---- Rows
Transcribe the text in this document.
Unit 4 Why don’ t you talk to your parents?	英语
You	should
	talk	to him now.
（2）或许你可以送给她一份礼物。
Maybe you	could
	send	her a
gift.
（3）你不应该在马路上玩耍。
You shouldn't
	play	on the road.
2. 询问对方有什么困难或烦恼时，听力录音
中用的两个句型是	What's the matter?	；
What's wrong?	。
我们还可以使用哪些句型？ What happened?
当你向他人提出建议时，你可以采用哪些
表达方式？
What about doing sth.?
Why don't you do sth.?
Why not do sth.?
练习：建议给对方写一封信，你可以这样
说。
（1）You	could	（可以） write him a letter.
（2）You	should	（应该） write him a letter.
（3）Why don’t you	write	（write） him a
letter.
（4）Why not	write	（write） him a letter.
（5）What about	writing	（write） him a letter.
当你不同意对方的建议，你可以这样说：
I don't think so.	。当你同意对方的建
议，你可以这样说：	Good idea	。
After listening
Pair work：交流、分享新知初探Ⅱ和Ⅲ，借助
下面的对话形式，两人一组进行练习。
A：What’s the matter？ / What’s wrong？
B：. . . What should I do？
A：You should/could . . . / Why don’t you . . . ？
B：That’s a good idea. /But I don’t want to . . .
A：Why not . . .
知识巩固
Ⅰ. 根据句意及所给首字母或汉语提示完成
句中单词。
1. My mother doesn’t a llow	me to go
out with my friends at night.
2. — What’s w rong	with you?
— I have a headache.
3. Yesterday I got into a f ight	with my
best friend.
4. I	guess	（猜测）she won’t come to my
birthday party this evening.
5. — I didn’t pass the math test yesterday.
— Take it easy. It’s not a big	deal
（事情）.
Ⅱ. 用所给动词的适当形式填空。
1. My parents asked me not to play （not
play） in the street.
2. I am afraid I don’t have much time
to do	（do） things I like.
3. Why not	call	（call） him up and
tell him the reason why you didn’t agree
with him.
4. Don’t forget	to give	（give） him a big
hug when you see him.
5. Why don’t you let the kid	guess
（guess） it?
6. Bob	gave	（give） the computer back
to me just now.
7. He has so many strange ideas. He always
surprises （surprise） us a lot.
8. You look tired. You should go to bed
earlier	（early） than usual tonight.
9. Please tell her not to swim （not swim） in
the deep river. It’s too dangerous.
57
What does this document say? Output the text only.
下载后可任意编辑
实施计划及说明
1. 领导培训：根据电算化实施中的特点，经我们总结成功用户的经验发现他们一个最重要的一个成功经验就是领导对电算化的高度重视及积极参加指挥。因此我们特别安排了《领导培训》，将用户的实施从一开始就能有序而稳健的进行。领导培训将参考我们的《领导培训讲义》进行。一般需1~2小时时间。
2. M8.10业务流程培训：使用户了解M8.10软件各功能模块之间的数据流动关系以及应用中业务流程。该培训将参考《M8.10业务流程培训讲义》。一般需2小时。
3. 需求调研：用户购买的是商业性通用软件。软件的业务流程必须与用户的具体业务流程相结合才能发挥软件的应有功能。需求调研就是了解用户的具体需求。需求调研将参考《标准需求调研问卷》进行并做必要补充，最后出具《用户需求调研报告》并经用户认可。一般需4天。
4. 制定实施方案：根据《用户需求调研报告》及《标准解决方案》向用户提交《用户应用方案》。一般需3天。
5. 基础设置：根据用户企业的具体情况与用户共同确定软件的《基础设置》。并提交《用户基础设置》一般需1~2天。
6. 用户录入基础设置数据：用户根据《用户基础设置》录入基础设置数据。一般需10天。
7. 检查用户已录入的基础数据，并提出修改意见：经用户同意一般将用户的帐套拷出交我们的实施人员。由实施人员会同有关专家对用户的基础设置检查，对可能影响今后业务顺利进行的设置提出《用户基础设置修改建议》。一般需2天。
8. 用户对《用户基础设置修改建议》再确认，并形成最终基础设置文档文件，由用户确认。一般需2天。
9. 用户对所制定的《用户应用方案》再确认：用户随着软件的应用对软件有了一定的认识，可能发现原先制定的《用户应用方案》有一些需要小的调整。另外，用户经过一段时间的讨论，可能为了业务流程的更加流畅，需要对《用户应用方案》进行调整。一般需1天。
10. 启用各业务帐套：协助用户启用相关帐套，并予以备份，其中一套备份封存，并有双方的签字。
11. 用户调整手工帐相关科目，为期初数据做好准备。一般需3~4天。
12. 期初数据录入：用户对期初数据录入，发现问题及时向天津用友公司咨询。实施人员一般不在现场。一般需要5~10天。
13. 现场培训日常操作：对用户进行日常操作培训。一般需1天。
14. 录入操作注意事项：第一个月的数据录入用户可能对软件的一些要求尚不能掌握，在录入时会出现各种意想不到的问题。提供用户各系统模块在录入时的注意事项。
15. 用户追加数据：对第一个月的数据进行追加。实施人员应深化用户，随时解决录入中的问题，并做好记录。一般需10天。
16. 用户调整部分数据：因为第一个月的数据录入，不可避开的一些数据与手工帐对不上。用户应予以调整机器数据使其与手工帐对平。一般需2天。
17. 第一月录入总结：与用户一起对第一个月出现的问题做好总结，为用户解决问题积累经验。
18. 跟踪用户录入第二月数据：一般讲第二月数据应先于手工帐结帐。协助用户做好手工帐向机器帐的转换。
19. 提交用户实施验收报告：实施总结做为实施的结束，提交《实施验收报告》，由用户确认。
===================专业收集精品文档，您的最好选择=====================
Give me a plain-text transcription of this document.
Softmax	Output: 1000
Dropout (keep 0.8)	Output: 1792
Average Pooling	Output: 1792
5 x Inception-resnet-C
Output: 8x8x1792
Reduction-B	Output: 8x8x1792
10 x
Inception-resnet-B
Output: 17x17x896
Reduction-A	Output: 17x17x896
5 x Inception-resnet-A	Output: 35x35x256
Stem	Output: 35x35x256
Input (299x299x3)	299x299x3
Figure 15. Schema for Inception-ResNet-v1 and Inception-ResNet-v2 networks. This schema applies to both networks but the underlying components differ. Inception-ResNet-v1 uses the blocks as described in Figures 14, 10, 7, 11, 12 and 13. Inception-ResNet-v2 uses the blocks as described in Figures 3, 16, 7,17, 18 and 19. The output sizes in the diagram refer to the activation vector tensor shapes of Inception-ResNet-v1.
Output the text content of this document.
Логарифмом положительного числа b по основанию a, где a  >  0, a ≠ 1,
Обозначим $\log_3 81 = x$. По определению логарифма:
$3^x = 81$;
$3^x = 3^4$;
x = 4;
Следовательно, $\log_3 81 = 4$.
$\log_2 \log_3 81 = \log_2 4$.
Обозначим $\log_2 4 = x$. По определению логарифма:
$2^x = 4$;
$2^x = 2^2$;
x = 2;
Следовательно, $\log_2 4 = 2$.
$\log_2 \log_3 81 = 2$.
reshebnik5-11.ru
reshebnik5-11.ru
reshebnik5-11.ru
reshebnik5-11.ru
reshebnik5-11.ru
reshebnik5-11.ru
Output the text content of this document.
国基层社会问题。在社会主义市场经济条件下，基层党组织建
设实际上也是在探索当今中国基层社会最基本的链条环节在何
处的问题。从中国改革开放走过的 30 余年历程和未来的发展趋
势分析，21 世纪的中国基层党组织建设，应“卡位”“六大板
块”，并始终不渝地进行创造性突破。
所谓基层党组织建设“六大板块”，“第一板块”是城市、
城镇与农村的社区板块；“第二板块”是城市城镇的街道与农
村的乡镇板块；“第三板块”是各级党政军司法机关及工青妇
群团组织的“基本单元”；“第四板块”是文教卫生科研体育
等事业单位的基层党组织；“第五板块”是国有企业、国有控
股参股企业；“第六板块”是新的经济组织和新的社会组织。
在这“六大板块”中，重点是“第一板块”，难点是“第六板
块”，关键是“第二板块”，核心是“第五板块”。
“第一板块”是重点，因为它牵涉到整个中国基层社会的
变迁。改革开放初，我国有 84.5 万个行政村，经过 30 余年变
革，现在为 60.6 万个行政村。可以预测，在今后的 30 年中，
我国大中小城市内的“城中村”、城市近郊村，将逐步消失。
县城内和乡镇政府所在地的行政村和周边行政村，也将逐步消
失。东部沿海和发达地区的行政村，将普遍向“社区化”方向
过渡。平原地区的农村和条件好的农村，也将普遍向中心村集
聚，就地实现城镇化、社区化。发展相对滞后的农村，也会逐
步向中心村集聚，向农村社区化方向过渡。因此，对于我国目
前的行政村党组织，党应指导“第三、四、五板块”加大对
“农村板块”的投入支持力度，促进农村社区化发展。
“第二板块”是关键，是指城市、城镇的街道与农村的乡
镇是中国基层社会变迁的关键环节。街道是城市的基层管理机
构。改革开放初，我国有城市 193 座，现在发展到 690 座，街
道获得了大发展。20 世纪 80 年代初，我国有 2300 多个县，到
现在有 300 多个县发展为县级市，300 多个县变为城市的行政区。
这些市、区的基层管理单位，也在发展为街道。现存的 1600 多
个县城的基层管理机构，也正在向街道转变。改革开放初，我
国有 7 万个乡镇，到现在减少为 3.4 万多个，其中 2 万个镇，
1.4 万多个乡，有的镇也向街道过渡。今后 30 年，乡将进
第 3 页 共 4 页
--------
Task to carry out: Gather up every line in the data above that contains the word "Обозначим", copying each one.

Task answer:
Обозначим $\log_3 81 = x$. По определению логарифма:
Обозначим $\log_2 4 = x$. По определению логарифма:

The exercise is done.